**WHAT YOU ARE ASKED TO DO**.
Locate every line in the records below that contains the word "this", and copy each one.

***

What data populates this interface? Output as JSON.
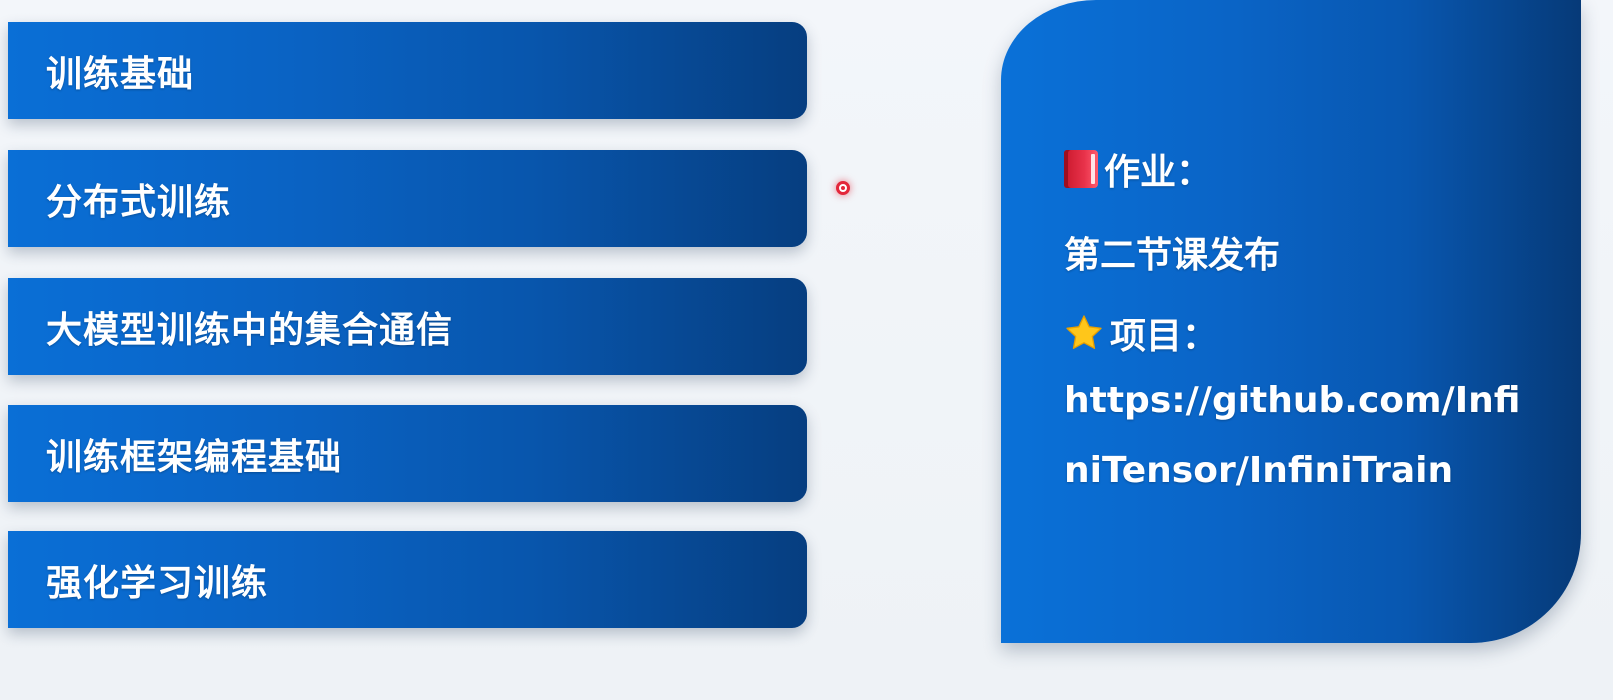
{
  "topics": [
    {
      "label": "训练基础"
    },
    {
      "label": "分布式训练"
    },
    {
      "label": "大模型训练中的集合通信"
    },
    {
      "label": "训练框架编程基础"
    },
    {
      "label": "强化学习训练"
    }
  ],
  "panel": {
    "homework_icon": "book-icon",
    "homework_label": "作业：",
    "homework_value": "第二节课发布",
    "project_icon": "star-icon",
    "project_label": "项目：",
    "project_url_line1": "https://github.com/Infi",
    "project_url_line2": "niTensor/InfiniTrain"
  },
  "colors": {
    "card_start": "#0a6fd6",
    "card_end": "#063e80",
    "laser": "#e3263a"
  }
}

***

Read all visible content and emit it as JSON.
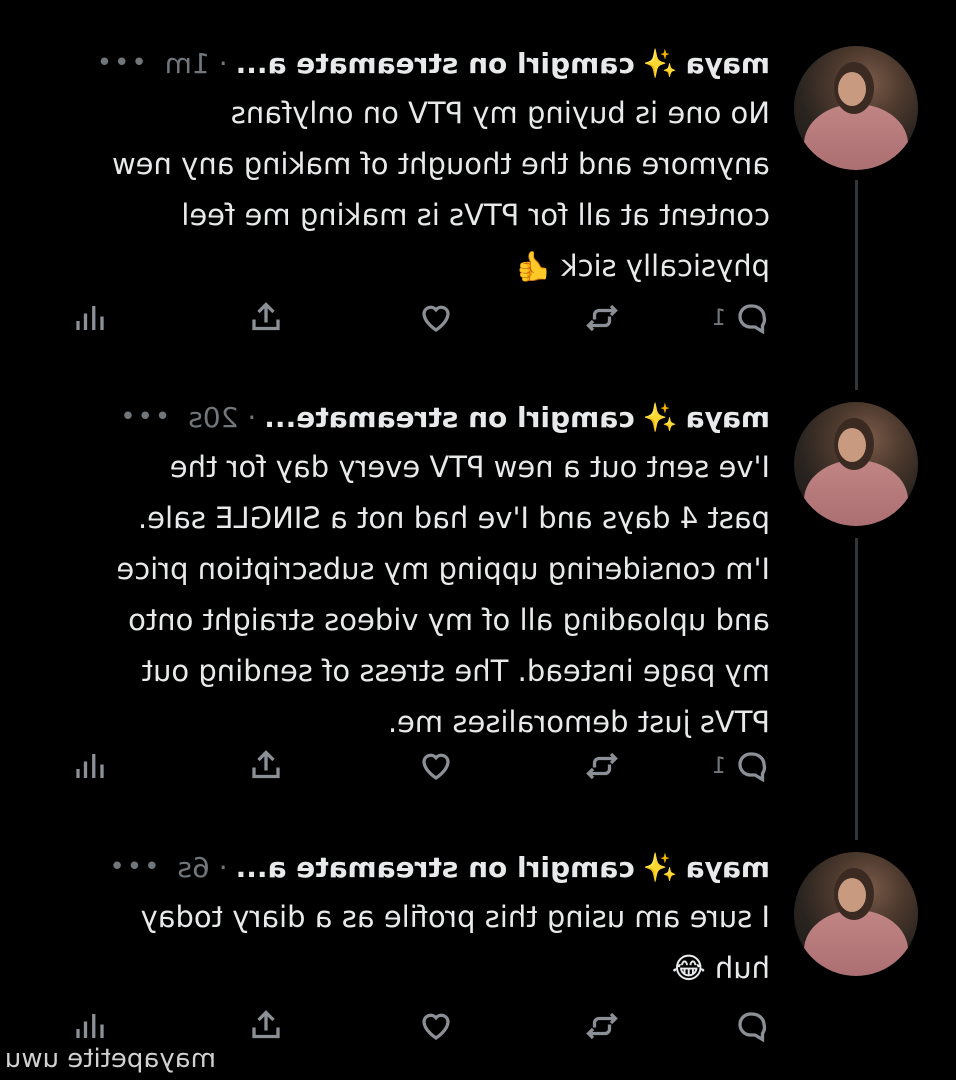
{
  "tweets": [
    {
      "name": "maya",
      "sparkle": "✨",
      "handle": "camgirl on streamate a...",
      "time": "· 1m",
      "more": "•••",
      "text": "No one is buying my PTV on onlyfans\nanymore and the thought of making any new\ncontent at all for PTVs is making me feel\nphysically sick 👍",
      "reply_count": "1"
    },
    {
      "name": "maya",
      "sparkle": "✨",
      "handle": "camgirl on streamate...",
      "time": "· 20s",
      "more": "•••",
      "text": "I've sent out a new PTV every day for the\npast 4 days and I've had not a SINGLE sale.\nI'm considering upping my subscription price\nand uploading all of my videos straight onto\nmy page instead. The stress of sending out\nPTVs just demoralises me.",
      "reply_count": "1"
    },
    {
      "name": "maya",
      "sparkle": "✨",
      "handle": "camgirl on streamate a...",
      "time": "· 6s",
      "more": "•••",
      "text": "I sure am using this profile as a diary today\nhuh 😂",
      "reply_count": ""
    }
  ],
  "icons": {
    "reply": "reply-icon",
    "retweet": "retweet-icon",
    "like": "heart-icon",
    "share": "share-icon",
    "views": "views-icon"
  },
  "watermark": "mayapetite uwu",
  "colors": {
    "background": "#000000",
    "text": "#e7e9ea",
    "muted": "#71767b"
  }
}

***

**ANSWER BELOW**.
What data populates this interface? Output as JSON.
      "text": "I sure am using this profile as a diary today\nhuh 😂",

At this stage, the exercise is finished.